[What to do] Repeat the listing exactly as given, omitting every image.

[Provided data]
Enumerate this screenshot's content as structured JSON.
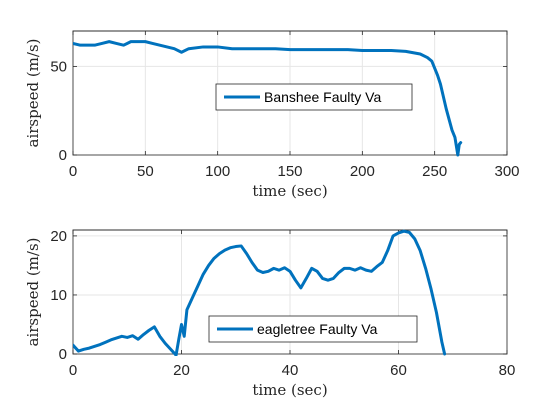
{
  "chart_data": [
    {
      "type": "line",
      "xlabel": "time (sec)",
      "ylabel": "airspeed (m/s)",
      "xlim": [
        0,
        300
      ],
      "ylim": [
        0,
        70
      ],
      "xticks": [
        0,
        50,
        100,
        150,
        200,
        250,
        300
      ],
      "yticks": [
        0,
        50
      ],
      "grid": true,
      "legend": "center",
      "series": [
        {
          "name": "Banshee Faulty Va",
          "color": "#0072BD",
          "x": [
            0,
            5,
            10,
            15,
            20,
            25,
            30,
            35,
            40,
            45,
            50,
            55,
            60,
            65,
            70,
            75,
            80,
            90,
            100,
            110,
            120,
            130,
            140,
            150,
            160,
            170,
            180,
            190,
            200,
            210,
            220,
            230,
            240,
            245,
            248,
            250,
            252,
            254,
            256,
            258,
            260,
            262,
            264,
            265,
            266,
            267,
            268
          ],
          "y": [
            63,
            62,
            62,
            62,
            63,
            64,
            63,
            62,
            64,
            64,
            64,
            63,
            62,
            61,
            60,
            58,
            60,
            61,
            61,
            60,
            60,
            60,
            60,
            59.5,
            59.5,
            59.5,
            59.5,
            59.5,
            59,
            59,
            59,
            58.5,
            57,
            55,
            53,
            49,
            45,
            40,
            33,
            26,
            20,
            14,
            10,
            5,
            0,
            6,
            7
          ]
        }
      ]
    },
    {
      "type": "line",
      "xlabel": "time (sec)",
      "ylabel": "airspeed (m/s)",
      "xlim": [
        0,
        80
      ],
      "ylim": [
        0,
        21
      ],
      "xticks": [
        0,
        20,
        40,
        60,
        80
      ],
      "yticks": [
        0,
        10,
        20
      ],
      "grid": true,
      "legend": "bottom-center",
      "series": [
        {
          "name": "eagletree Faulty Va",
          "color": "#0072BD",
          "x": [
            0,
            1,
            2,
            3,
            4,
            5,
            6,
            7,
            8,
            9,
            10,
            11,
            12,
            13,
            14,
            15,
            16,
            17,
            18,
            19,
            19.5,
            20,
            20.5,
            21,
            22,
            23,
            24,
            25,
            26,
            27,
            28,
            29,
            30,
            31,
            32,
            33,
            34,
            35,
            36,
            37,
            38,
            39,
            40,
            41,
            42,
            43,
            44,
            45,
            46,
            47,
            48,
            49,
            50,
            51,
            52,
            53,
            54,
            55,
            56,
            57,
            58,
            59,
            60,
            61,
            62,
            63,
            64,
            65,
            66,
            67,
            68,
            68.5
          ],
          "y": [
            1.5,
            0.5,
            0.8,
            1.0,
            1.3,
            1.6,
            2.0,
            2.4,
            2.7,
            3.0,
            2.8,
            3.1,
            2.5,
            3.3,
            4.0,
            4.6,
            3.0,
            1.8,
            0.8,
            -0.2,
            2.5,
            5.0,
            3.0,
            7.5,
            9.5,
            11.5,
            13.5,
            15.0,
            16.2,
            17.0,
            17.6,
            18.0,
            18.2,
            18.3,
            17.0,
            15.5,
            14.2,
            13.8,
            14.0,
            14.5,
            14.2,
            14.6,
            14.0,
            12.5,
            11.2,
            12.8,
            14.5,
            14.0,
            12.8,
            12.5,
            12.8,
            13.8,
            14.5,
            14.5,
            14.2,
            14.6,
            14.2,
            14.0,
            14.8,
            15.5,
            17.5,
            20.0,
            20.5,
            20.8,
            20.6,
            19.5,
            17.5,
            14.5,
            11.0,
            7.0,
            2.0,
            0.0
          ]
        }
      ]
    }
  ]
}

[Finished task]
Enumerate this screenshot's content as structured JSON.
{
  "chart_data": [
    {
      "type": "line",
      "xlabel": "time (sec)",
      "ylabel": "airspeed (m/s)",
      "xlim": [
        0,
        300
      ],
      "ylim": [
        0,
        70
      ],
      "xticks": [
        0,
        50,
        100,
        150,
        200,
        250,
        300
      ],
      "yticks": [
        0,
        50
      ],
      "grid": true,
      "legend": "center",
      "series": [
        {
          "name": "Banshee Faulty Va",
          "color": "#0072BD",
          "x": [
            0,
            5,
            10,
            15,
            20,
            25,
            30,
            35,
            40,
            45,
            50,
            55,
            60,
            65,
            70,
            75,
            80,
            90,
            100,
            110,
            120,
            130,
            140,
            150,
            160,
            170,
            180,
            190,
            200,
            210,
            220,
            230,
            240,
            245,
            248,
            250,
            252,
            254,
            256,
            258,
            260,
            262,
            264,
            265,
            266,
            267,
            268
          ],
          "y": [
            63,
            62,
            62,
            62,
            63,
            64,
            63,
            62,
            64,
            64,
            64,
            63,
            62,
            61,
            60,
            58,
            60,
            61,
            61,
            60,
            60,
            60,
            60,
            59.5,
            59.5,
            59.5,
            59.5,
            59.5,
            59,
            59,
            59,
            58.5,
            57,
            55,
            53,
            49,
            45,
            40,
            33,
            26,
            20,
            14,
            10,
            5,
            0,
            6,
            7
          ]
        }
      ]
    },
    {
      "type": "line",
      "xlabel": "time (sec)",
      "ylabel": "airspeed (m/s)",
      "xlim": [
        0,
        80
      ],
      "ylim": [
        0,
        21
      ],
      "xticks": [
        0,
        20,
        40,
        60,
        80
      ],
      "yticks": [
        0,
        10,
        20
      ],
      "grid": true,
      "legend": "bottom-center",
      "series": [
        {
          "name": "eagletree Faulty Va",
          "color": "#0072BD",
          "x": [
            0,
            1,
            2,
            3,
            4,
            5,
            6,
            7,
            8,
            9,
            10,
            11,
            12,
            13,
            14,
            15,
            16,
            17,
            18,
            19,
            19.5,
            20,
            20.5,
            21,
            22,
            23,
            24,
            25,
            26,
            27,
            28,
            29,
            30,
            31,
            32,
            33,
            34,
            35,
            36,
            37,
            38,
            39,
            40,
            41,
            42,
            43,
            44,
            45,
            46,
            47,
            48,
            49,
            50,
            51,
            52,
            53,
            54,
            55,
            56,
            57,
            58,
            59,
            60,
            61,
            62,
            63,
            64,
            65,
            66,
            67,
            68,
            68.5
          ],
          "y": [
            1.5,
            0.5,
            0.8,
            1.0,
            1.3,
            1.6,
            2.0,
            2.4,
            2.7,
            3.0,
            2.8,
            3.1,
            2.5,
            3.3,
            4.0,
            4.6,
            3.0,
            1.8,
            0.8,
            -0.2,
            2.5,
            5.0,
            3.0,
            7.5,
            9.5,
            11.5,
            13.5,
            15.0,
            16.2,
            17.0,
            17.6,
            18.0,
            18.2,
            18.3,
            17.0,
            15.5,
            14.2,
            13.8,
            14.0,
            14.5,
            14.2,
            14.6,
            14.0,
            12.5,
            11.2,
            12.8,
            14.5,
            14.0,
            12.8,
            12.5,
            12.8,
            13.8,
            14.5,
            14.5,
            14.2,
            14.6,
            14.2,
            14.0,
            14.8,
            15.5,
            17.5,
            20.0,
            20.5,
            20.8,
            20.6,
            19.5,
            17.5,
            14.5,
            11.0,
            7.0,
            2.0,
            0.0
          ]
        }
      ]
    }
  ]
}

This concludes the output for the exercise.